- Requirements: Lines containing the string "safety" are to be counted. Write only how many there are.

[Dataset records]
## Begin
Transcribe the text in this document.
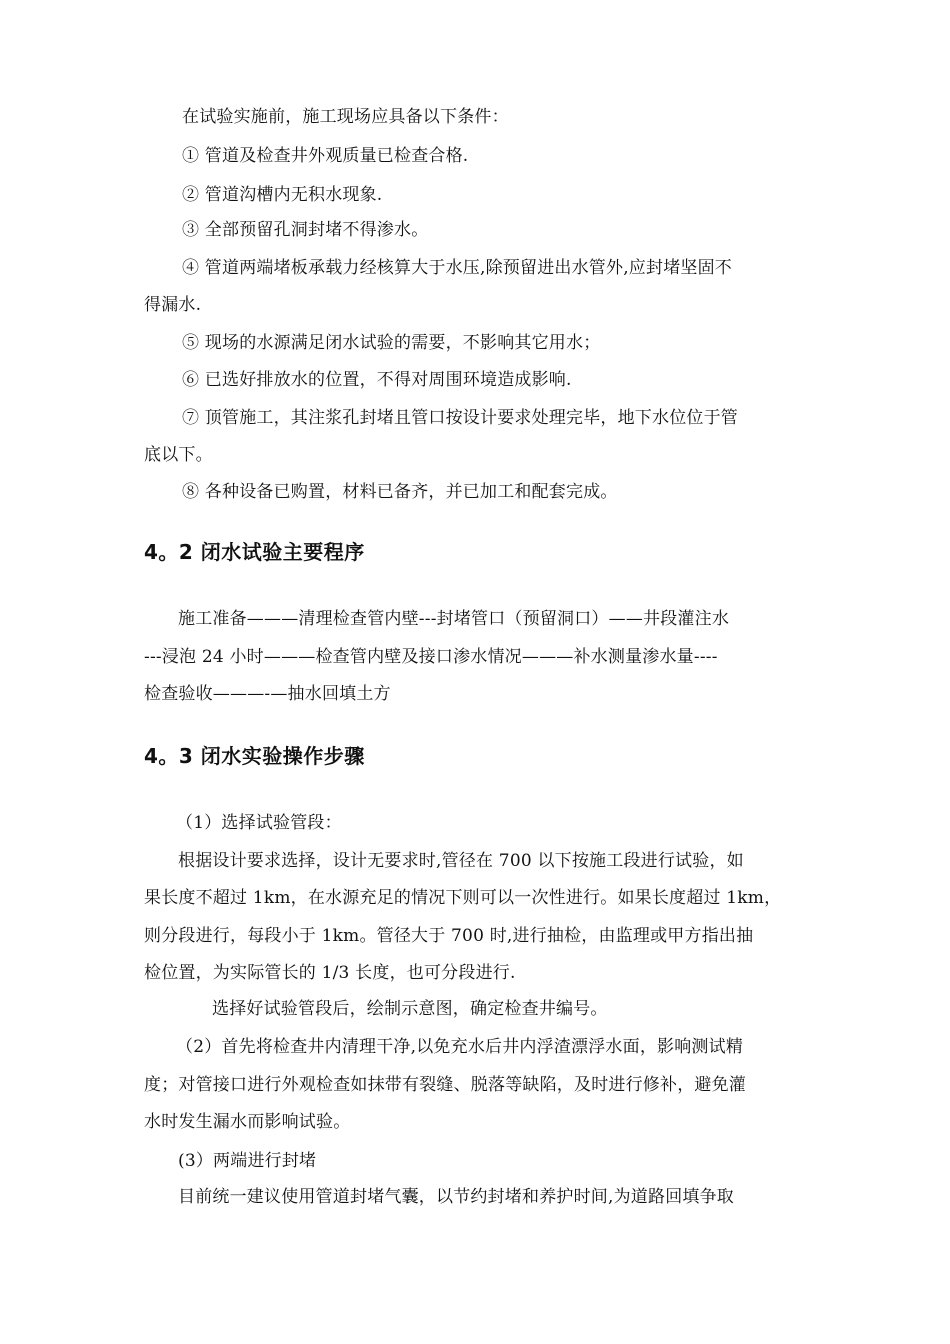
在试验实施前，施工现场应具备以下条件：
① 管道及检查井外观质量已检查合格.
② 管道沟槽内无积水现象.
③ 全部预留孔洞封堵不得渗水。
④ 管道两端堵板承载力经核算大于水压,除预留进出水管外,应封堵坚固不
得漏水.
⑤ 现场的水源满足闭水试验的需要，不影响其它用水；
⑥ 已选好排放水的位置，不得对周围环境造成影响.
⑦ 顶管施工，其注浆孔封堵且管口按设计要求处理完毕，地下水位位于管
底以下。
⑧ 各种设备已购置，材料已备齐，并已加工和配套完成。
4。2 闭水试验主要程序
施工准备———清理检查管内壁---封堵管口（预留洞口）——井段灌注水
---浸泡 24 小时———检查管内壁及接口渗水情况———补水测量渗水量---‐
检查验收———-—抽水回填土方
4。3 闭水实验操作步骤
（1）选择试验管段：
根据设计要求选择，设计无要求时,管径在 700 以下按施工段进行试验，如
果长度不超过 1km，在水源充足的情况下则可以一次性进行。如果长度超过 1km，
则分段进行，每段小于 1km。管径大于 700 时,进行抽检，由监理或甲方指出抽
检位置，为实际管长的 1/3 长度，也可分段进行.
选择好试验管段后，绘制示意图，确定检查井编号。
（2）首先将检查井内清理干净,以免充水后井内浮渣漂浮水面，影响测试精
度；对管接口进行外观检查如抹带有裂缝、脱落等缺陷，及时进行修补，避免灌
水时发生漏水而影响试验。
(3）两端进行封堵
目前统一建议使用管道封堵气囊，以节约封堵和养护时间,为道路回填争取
## End
## Begin
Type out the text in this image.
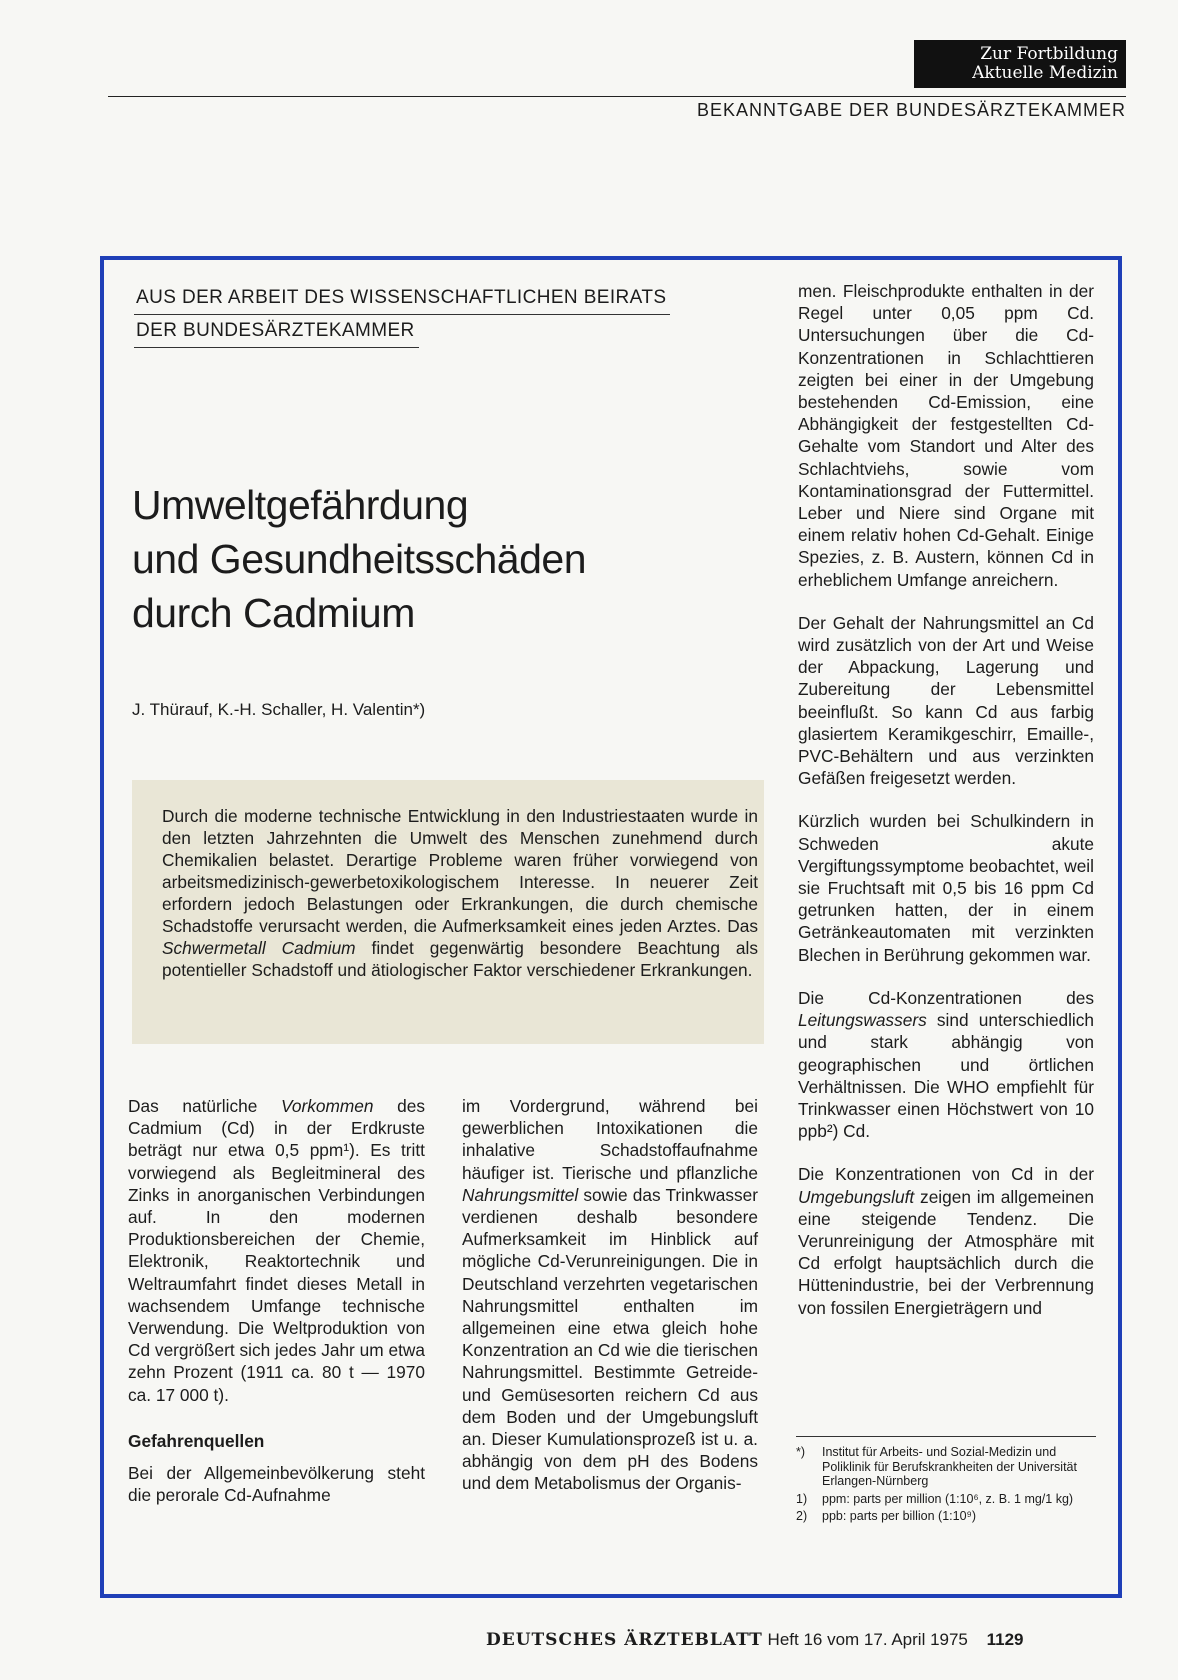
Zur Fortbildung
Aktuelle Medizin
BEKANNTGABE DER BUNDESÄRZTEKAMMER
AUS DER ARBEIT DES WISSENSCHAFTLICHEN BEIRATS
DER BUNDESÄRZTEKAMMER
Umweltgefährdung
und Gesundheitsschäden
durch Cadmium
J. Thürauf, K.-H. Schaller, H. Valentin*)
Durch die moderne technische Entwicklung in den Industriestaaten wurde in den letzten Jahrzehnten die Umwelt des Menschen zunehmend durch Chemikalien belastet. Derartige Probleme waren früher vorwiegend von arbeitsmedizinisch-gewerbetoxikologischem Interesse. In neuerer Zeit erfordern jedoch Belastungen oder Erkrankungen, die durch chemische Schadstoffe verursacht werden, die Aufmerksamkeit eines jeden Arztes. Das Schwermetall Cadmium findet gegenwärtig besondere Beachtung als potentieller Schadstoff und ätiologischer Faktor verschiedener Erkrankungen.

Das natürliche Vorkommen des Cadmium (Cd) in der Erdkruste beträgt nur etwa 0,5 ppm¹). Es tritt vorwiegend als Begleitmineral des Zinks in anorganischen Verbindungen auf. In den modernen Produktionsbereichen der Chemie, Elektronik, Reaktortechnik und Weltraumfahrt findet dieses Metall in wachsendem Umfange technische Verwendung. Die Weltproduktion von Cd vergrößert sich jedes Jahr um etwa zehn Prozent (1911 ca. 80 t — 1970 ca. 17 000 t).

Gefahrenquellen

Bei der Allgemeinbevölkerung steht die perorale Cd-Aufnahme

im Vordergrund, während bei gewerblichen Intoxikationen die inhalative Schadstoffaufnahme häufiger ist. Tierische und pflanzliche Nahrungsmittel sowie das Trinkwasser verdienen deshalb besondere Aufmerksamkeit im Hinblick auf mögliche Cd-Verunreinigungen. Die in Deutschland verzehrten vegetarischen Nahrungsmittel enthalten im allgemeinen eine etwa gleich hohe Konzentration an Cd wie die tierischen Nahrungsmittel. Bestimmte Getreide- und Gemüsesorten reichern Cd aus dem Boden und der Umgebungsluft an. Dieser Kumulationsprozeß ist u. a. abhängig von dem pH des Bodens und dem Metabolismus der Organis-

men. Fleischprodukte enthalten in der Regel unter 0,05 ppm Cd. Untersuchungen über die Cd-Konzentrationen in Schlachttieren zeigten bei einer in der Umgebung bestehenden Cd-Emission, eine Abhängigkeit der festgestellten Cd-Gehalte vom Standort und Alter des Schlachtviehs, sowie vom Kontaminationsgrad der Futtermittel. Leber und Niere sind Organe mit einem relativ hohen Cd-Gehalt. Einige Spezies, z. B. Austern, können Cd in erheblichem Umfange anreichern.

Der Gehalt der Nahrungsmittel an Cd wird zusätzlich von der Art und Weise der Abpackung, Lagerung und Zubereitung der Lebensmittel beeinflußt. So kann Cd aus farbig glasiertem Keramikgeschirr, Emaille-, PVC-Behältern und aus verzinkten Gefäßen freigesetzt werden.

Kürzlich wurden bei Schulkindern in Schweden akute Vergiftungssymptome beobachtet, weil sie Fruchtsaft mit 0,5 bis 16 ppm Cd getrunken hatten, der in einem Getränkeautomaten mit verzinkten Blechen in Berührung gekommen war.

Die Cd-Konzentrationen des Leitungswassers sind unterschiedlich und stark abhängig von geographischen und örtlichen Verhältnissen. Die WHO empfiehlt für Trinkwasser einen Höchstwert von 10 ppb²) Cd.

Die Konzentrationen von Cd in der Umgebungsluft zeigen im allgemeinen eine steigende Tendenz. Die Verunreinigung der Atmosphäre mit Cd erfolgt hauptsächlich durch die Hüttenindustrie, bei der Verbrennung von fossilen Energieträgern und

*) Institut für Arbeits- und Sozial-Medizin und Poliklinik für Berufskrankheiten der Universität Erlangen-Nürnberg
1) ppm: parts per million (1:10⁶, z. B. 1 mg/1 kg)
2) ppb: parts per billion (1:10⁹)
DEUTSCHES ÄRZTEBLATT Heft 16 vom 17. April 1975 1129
## End
## Begin
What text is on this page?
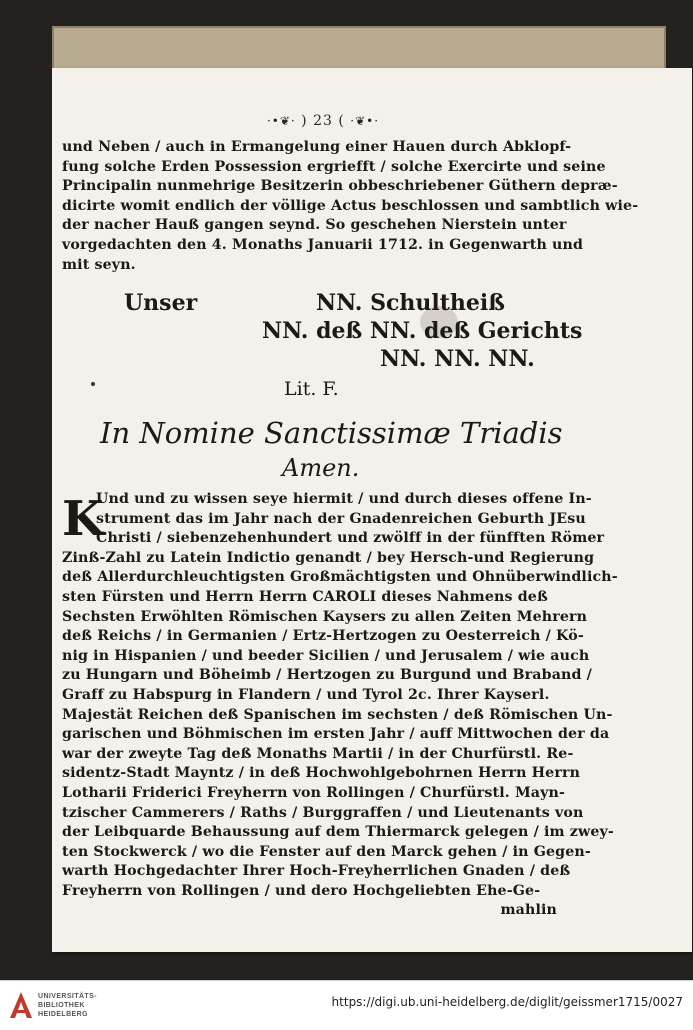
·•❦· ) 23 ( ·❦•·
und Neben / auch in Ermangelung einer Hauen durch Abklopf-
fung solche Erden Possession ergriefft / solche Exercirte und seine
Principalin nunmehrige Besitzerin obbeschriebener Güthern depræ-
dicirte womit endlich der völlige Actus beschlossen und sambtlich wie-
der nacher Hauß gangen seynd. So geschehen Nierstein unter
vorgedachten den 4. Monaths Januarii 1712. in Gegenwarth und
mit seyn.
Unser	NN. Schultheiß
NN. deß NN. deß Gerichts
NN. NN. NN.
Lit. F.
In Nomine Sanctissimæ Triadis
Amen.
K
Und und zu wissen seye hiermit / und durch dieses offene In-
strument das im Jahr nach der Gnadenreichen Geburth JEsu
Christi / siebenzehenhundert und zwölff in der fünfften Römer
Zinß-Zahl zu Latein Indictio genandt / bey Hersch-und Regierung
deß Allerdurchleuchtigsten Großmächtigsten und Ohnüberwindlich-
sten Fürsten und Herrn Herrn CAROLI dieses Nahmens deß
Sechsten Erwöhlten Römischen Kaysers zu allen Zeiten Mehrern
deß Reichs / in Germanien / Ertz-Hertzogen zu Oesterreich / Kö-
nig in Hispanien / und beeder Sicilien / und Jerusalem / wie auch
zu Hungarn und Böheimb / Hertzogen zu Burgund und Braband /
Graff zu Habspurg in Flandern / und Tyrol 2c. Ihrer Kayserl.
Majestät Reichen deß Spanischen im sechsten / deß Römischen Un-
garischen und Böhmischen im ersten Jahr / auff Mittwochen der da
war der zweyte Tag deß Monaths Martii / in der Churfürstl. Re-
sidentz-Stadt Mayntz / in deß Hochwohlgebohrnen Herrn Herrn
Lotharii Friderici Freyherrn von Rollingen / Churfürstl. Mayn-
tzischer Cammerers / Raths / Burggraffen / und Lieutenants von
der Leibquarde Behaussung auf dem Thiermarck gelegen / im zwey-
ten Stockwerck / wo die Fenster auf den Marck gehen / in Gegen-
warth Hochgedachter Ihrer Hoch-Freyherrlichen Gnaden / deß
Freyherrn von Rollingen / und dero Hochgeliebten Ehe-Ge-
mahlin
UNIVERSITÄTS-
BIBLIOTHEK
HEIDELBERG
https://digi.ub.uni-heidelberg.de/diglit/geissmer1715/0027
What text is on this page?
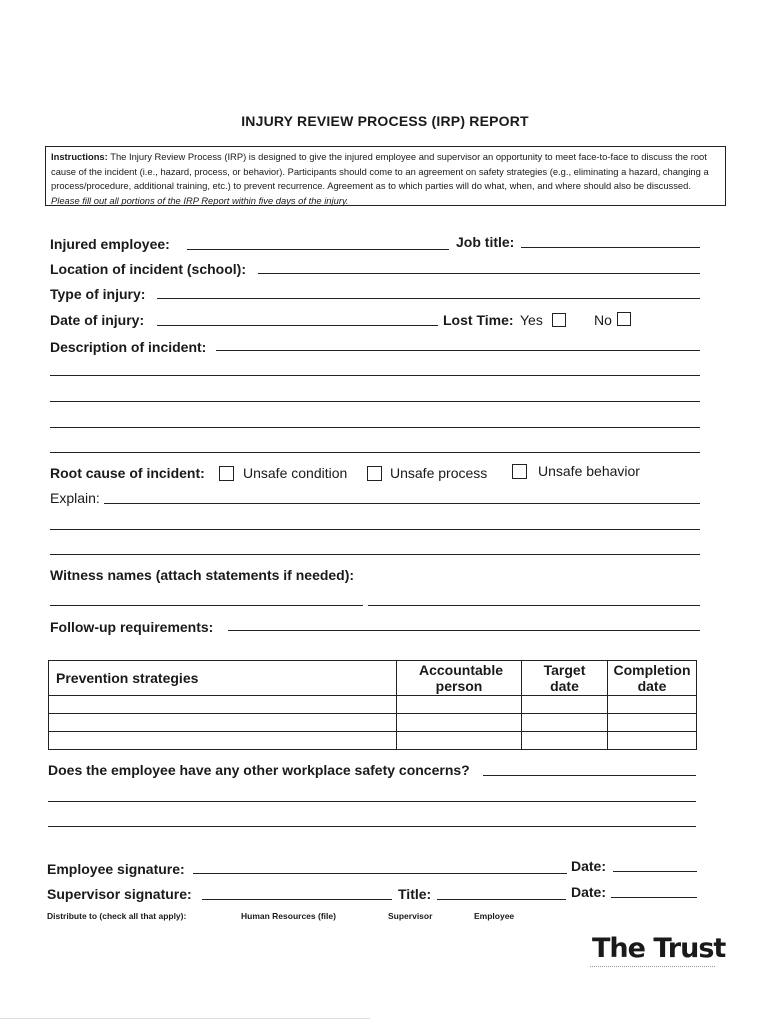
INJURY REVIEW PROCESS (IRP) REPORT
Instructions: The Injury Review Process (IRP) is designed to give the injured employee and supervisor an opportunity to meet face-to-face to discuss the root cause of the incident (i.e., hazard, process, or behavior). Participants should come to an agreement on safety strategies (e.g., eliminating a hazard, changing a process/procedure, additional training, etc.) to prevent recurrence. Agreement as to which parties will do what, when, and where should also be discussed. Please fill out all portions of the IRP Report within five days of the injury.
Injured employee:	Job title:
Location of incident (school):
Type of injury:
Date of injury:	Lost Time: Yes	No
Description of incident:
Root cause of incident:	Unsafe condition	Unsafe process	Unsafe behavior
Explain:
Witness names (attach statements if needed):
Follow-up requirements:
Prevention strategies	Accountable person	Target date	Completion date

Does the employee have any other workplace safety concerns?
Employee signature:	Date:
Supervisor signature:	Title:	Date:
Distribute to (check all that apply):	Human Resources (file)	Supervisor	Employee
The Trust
## End
- Answer to this problem: 2